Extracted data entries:
++++++++

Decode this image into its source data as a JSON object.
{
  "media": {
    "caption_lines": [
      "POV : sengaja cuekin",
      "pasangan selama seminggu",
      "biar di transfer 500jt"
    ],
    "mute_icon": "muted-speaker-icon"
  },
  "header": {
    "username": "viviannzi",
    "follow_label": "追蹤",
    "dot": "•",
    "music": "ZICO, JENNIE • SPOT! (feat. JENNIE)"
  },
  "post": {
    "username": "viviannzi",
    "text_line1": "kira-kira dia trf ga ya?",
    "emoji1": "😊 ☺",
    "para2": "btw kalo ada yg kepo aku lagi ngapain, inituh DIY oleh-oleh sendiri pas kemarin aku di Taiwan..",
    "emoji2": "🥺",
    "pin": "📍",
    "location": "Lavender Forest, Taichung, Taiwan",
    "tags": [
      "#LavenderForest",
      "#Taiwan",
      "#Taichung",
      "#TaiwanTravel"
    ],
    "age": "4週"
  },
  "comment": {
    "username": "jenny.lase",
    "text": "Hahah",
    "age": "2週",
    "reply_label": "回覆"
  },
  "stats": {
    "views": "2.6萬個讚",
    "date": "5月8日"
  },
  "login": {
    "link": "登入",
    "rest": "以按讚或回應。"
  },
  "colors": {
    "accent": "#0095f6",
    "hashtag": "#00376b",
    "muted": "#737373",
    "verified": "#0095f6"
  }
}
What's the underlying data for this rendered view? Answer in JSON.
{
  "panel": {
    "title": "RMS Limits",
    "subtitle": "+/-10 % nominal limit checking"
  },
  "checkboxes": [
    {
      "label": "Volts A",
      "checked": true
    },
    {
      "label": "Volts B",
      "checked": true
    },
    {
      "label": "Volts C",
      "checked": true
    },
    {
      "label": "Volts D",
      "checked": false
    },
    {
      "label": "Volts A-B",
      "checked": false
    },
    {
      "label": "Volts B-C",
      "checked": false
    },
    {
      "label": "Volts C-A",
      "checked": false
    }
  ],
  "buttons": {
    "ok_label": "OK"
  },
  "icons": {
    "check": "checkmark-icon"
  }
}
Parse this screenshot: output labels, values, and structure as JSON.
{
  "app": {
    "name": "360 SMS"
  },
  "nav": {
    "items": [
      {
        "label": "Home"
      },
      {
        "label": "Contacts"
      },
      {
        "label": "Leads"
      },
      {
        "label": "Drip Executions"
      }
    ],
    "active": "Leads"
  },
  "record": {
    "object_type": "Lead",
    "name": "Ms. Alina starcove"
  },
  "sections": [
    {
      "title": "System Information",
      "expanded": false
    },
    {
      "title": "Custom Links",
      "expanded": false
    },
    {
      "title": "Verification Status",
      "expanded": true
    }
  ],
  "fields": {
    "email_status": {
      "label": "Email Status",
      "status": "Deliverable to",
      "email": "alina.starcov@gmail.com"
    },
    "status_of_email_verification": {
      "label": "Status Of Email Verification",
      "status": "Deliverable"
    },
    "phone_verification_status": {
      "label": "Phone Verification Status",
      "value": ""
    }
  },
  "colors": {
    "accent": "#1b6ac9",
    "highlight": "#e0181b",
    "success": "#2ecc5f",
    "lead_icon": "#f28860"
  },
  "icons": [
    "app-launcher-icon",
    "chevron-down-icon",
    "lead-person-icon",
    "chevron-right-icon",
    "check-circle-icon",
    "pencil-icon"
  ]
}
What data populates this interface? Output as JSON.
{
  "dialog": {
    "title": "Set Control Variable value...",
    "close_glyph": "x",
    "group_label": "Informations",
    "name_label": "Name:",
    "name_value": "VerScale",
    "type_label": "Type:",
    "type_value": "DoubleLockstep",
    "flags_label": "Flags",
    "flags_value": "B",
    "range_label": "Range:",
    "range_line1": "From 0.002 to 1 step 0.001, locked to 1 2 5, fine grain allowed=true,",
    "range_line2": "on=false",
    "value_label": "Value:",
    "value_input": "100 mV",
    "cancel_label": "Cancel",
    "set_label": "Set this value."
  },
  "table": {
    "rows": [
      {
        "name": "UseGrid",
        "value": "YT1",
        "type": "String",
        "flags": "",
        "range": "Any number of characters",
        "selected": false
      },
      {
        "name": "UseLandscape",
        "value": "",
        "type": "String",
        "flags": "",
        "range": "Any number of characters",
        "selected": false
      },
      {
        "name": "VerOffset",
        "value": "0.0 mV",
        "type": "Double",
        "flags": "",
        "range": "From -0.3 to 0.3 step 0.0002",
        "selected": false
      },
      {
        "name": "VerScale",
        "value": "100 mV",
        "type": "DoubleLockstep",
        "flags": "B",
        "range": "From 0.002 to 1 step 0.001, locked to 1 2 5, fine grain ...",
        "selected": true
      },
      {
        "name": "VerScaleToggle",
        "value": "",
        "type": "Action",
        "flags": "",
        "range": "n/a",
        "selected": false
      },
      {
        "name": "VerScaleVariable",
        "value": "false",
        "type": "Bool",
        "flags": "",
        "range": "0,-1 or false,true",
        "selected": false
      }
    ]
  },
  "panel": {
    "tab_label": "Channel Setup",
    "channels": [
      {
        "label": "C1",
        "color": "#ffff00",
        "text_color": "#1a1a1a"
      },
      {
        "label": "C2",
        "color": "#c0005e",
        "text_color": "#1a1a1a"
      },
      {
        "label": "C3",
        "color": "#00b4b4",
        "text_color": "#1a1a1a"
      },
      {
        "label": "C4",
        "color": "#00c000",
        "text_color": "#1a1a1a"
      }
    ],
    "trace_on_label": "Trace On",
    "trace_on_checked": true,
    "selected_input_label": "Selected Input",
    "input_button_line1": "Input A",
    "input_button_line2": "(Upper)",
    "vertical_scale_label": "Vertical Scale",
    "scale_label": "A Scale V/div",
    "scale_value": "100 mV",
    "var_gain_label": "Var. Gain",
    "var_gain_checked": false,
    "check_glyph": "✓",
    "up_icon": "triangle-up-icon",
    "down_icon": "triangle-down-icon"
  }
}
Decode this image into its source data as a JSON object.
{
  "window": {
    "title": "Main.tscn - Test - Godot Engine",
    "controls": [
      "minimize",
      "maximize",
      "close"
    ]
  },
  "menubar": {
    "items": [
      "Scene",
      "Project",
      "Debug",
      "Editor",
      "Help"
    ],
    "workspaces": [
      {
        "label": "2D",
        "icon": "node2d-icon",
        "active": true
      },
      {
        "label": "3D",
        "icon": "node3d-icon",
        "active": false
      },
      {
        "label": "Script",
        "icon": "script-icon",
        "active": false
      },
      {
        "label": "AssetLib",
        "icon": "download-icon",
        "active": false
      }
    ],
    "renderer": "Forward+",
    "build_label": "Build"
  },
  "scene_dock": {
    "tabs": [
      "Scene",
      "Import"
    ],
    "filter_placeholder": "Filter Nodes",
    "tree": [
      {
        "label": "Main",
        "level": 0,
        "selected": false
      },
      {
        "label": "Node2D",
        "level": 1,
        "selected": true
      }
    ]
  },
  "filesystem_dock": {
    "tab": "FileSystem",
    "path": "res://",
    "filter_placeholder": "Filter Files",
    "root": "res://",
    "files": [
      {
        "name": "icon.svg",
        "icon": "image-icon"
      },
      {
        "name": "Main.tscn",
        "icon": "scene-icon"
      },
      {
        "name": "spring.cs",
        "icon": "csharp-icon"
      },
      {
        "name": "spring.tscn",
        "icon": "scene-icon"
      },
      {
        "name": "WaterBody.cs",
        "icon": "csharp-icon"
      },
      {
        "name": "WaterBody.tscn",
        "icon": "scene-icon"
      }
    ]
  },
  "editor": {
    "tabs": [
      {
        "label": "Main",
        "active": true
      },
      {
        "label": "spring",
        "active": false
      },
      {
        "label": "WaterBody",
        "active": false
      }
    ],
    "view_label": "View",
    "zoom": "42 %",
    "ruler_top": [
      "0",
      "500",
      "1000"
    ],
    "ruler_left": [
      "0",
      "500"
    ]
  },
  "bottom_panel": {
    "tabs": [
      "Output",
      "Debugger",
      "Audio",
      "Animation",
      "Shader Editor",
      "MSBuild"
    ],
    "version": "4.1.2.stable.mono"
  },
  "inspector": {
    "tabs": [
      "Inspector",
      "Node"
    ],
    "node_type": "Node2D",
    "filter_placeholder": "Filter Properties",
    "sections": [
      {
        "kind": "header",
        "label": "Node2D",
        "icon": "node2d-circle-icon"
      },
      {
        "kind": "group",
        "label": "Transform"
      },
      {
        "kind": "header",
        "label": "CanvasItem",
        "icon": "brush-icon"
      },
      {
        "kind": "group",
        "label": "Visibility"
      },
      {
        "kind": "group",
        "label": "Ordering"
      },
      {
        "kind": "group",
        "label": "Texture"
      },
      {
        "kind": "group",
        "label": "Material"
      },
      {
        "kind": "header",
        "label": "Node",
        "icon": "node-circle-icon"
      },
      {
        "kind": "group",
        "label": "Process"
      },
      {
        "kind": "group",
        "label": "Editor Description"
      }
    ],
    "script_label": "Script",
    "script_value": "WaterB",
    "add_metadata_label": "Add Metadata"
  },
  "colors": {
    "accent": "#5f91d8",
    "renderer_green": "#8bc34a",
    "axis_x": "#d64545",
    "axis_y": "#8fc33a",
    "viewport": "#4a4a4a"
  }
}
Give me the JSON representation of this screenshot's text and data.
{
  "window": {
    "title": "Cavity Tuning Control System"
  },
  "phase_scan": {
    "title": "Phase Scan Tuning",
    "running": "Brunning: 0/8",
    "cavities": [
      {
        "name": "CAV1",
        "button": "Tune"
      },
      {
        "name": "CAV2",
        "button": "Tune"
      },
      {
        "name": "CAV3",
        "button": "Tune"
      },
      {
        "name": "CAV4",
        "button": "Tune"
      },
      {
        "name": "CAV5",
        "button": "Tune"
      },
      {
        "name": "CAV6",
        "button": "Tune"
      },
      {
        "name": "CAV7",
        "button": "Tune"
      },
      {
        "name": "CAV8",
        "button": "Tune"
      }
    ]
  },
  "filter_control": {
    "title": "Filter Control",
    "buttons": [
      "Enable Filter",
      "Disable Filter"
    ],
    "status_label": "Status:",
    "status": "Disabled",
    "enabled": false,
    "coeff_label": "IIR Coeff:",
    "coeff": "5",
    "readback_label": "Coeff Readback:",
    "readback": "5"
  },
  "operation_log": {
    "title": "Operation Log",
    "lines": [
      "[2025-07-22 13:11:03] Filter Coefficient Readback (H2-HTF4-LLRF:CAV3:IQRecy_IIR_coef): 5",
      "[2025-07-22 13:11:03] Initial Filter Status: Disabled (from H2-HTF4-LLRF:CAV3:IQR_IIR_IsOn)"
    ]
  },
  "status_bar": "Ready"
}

++++++++

SHORT TASK —
Reproduce the lines of the entries above exactly, but only from the line containing "Give me the" through the final line.

COMPLETE RESPONSE —
Give me the JSON representation of this screenshot's text and data.
{
  "window": {
    "title": "Cavity Tuning Control System"
  },
  "phase_scan": {
    "title": "Phase Scan Tuning",
    "running": "Brunning: 0/8",
    "cavities": [
      {
        "name": "CAV1",
        "button": "Tune"
      },
      {
        "name": "CAV2",
        "button": "Tune"
      },
      {
        "name": "CAV3",
        "button": "Tune"
      },
      {
        "name": "CAV4",
        "button": "Tune"
      },
      {
        "name": "CAV5",
        "button": "Tune"
      },
      {
        "name": "CAV6",
        "button": "Tune"
      },
      {
        "name": "CAV7",
        "button": "Tune"
      },
      {
        "name": "CAV8",
        "button": "Tune"
      }
    ]
  },
  "filter_control": {
    "title": "Filter Control",
    "buttons": [
      "Enable Filter",
      "Disable Filter"
    ],
    "status_label": "Status:",
    "status": "Disabled",
    "enabled": false,
    "coeff_label": "IIR Coeff:",
    "coeff": "5",
    "readback_label": "Coeff Readback:",
    "readback": "5"
  },
  "operation_log": {
    "title": "Operation Log",
    "lines": [
      "[2025-07-22 13:11:03] Filter Coefficient Readback (H2-HTF4-LLRF:CAV3:IQRecy_IIR_coef): 5",
      "[2025-07-22 13:11:03] Initial Filter Status: Disabled (from H2-HTF4-LLRF:CAV3:IQR_IIR_IsOn)"
    ]
  },
  "status_bar": "Ready"
}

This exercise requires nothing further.